━━━ Listed records ━━━
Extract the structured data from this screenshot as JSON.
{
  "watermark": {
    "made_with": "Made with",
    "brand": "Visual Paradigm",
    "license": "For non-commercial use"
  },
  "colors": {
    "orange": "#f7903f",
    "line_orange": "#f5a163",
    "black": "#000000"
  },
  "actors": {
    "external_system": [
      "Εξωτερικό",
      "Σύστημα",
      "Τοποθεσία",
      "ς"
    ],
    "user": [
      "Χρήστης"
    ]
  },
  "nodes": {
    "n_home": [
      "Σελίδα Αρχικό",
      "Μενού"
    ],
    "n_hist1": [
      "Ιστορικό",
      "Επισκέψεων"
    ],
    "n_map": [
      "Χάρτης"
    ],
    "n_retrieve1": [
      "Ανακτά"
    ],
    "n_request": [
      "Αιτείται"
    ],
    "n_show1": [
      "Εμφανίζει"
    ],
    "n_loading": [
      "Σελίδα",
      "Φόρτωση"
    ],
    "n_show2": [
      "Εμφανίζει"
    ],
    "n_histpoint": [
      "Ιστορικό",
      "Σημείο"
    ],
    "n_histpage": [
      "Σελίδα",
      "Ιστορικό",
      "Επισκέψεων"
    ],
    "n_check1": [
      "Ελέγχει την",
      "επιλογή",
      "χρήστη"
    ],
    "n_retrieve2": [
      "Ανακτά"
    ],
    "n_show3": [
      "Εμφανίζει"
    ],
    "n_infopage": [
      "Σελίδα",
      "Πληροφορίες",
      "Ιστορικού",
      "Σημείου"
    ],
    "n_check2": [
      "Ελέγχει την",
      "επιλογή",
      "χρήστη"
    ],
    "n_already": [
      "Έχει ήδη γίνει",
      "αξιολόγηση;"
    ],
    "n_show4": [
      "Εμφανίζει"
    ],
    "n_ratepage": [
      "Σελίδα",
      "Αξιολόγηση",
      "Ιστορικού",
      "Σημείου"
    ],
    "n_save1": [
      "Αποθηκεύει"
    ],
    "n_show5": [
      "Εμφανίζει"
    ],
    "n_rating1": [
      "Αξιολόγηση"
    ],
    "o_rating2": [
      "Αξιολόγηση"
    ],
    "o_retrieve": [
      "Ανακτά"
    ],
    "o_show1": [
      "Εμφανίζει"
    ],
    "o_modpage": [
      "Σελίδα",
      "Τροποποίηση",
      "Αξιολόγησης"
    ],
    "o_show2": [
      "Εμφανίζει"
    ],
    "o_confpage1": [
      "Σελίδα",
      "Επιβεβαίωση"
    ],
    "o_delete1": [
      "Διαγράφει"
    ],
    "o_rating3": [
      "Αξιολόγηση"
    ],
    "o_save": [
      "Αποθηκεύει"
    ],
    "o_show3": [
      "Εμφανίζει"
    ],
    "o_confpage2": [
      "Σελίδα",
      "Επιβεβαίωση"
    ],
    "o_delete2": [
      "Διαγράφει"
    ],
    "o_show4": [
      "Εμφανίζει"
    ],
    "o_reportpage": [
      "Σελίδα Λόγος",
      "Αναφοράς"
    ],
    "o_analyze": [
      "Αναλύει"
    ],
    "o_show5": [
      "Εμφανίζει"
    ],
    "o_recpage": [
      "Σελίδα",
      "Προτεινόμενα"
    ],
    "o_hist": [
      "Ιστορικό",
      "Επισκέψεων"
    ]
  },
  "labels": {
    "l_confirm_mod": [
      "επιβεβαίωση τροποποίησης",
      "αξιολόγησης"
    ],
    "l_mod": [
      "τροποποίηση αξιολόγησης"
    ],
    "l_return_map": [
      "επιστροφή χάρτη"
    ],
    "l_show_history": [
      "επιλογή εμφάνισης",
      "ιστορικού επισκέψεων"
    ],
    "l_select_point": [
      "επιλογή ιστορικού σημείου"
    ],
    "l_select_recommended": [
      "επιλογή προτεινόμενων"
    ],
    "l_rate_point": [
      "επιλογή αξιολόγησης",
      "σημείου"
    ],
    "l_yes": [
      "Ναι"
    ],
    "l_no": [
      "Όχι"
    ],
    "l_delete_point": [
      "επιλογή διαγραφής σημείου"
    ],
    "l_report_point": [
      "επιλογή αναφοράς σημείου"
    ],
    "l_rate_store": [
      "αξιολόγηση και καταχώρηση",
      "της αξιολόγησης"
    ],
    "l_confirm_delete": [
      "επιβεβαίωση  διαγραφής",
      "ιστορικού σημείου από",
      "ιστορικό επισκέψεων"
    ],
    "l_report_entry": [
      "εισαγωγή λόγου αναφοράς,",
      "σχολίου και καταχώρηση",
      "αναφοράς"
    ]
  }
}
━━━
◆ What you should do ◆
Each line of the material above must be retyped precisely.

◆ Exercise answer ◆
Extract the structured data from this screenshot as JSON.
{
  "watermark": {
    "made_with": "Made with",
    "brand": "Visual Paradigm",
    "license": "For non-commercial use"
  },
  "colors": {
    "orange": "#f7903f",
    "line_orange": "#f5a163",
    "black": "#000000"
  },
  "actors": {
    "external_system": [
      "Εξωτερικό",
      "Σύστημα",
      "Τοποθεσία",
      "ς"
    ],
    "user": [
      "Χρήστης"
    ]
  },
  "nodes": {
    "n_home": [
      "Σελίδα Αρχικό",
      "Μενού"
    ],
    "n_hist1": [
      "Ιστορικό",
      "Επισκέψεων"
    ],
    "n_map": [
      "Χάρτης"
    ],
    "n_retrieve1": [
      "Ανακτά"
    ],
    "n_request": [
      "Αιτείται"
    ],
    "n_show1": [
      "Εμφανίζει"
    ],
    "n_loading": [
      "Σελίδα",
      "Φόρτωση"
    ],
    "n_show2": [
      "Εμφανίζει"
    ],
    "n_histpoint": [
      "Ιστορικό",
      "Σημείο"
    ],
    "n_histpage": [
      "Σελίδα",
      "Ιστορικό",
      "Επισκέψεων"
    ],
    "n_check1": [
      "Ελέγχει την",
      "επιλογή",
      "χρήστη"
    ],
    "n_retrieve2": [
      "Ανακτά"
    ],
    "n_show3": [
      "Εμφανίζει"
    ],
    "n_infopage": [
      "Σελίδα",
      "Πληροφορίες",
      "Ιστορικού",
      "Σημείου"
    ],
    "n_check2": [
      "Ελέγχει την",
      "επιλογή",
      "χρήστη"
    ],
    "n_already": [
      "Έχει ήδη γίνει",
      "αξιολόγηση;"
    ],
    "n_show4": [
      "Εμφανίζει"
    ],
    "n_ratepage": [
      "Σελίδα",
      "Αξιολόγηση",
      "Ιστορικού",
      "Σημείου"
    ],
    "n_save1": [
      "Αποθηκεύει"
    ],
    "n_show5": [
      "Εμφανίζει"
    ],
    "n_rating1": [
      "Αξιολόγηση"
    ],
    "o_rating2": [
      "Αξιολόγηση"
    ],
    "o_retrieve": [
      "Ανακτά"
    ],
    "o_show1": [
      "Εμφανίζει"
    ],
    "o_modpage": [
      "Σελίδα",
      "Τροποποίηση",
      "Αξιολόγησης"
    ],
    "o_show2": [
      "Εμφανίζει"
    ],
    "o_confpage1": [
      "Σελίδα",
      "Επιβεβαίωση"
    ],
    "o_delete1": [
      "Διαγράφει"
    ],
    "o_rating3": [
      "Αξιολόγηση"
    ],
    "o_save": [
      "Αποθηκεύει"
    ],
    "o_show3": [
      "Εμφανίζει"
    ],
    "o_confpage2": [
      "Σελίδα",
      "Επιβεβαίωση"
    ],
    "o_delete2": [
      "Διαγράφει"
    ],
    "o_show4": [
      "Εμφανίζει"
    ],
    "o_reportpage": [
      "Σελίδα Λόγος",
      "Αναφοράς"
    ],
    "o_analyze": [
      "Αναλύει"
    ],
    "o_show5": [
      "Εμφανίζει"
    ],
    "o_recpage": [
      "Σελίδα",
      "Προτεινόμενα"
    ],
    "o_hist": [
      "Ιστορικό",
      "Επισκέψεων"
    ]
  },
  "labels": {
    "l_confirm_mod": [
      "επιβεβαίωση τροποποίησης",
      "αξιολόγησης"
    ],
    "l_mod": [
      "τροποποίηση αξιολόγησης"
    ],
    "l_return_map": [
      "επιστροφή χάρτη"
    ],
    "l_show_history": [
      "επιλογή εμφάνισης",
      "ιστορικού επισκέψεων"
    ],
    "l_select_point": [
      "επιλογή ιστορικού σημείου"
    ],
    "l_select_recommended": [
      "επιλογή προτεινόμενων"
    ],
    "l_rate_point": [
      "επιλογή αξιολόγησης",
      "σημείου"
    ],
    "l_yes": [
      "Ναι"
    ],
    "l_no": [
      "Όχι"
    ],
    "l_delete_point": [
      "επιλογή διαγραφής σημείου"
    ],
    "l_report_point": [
      "επιλογή αναφοράς σημείου"
    ],
    "l_rate_store": [
      "αξιολόγηση και καταχώρηση",
      "της αξιολόγησης"
    ],
    "l_confirm_delete": [
      "επιβεβαίωση  διαγραφής",
      "ιστορικού σημείου από",
      "ιστορικό επισκέψεων"
    ],
    "l_report_entry": [
      "εισαγωγή λόγου αναφοράς,",
      "σχολίου και καταχώρηση",
      "αναφοράς"
    ]
  }
}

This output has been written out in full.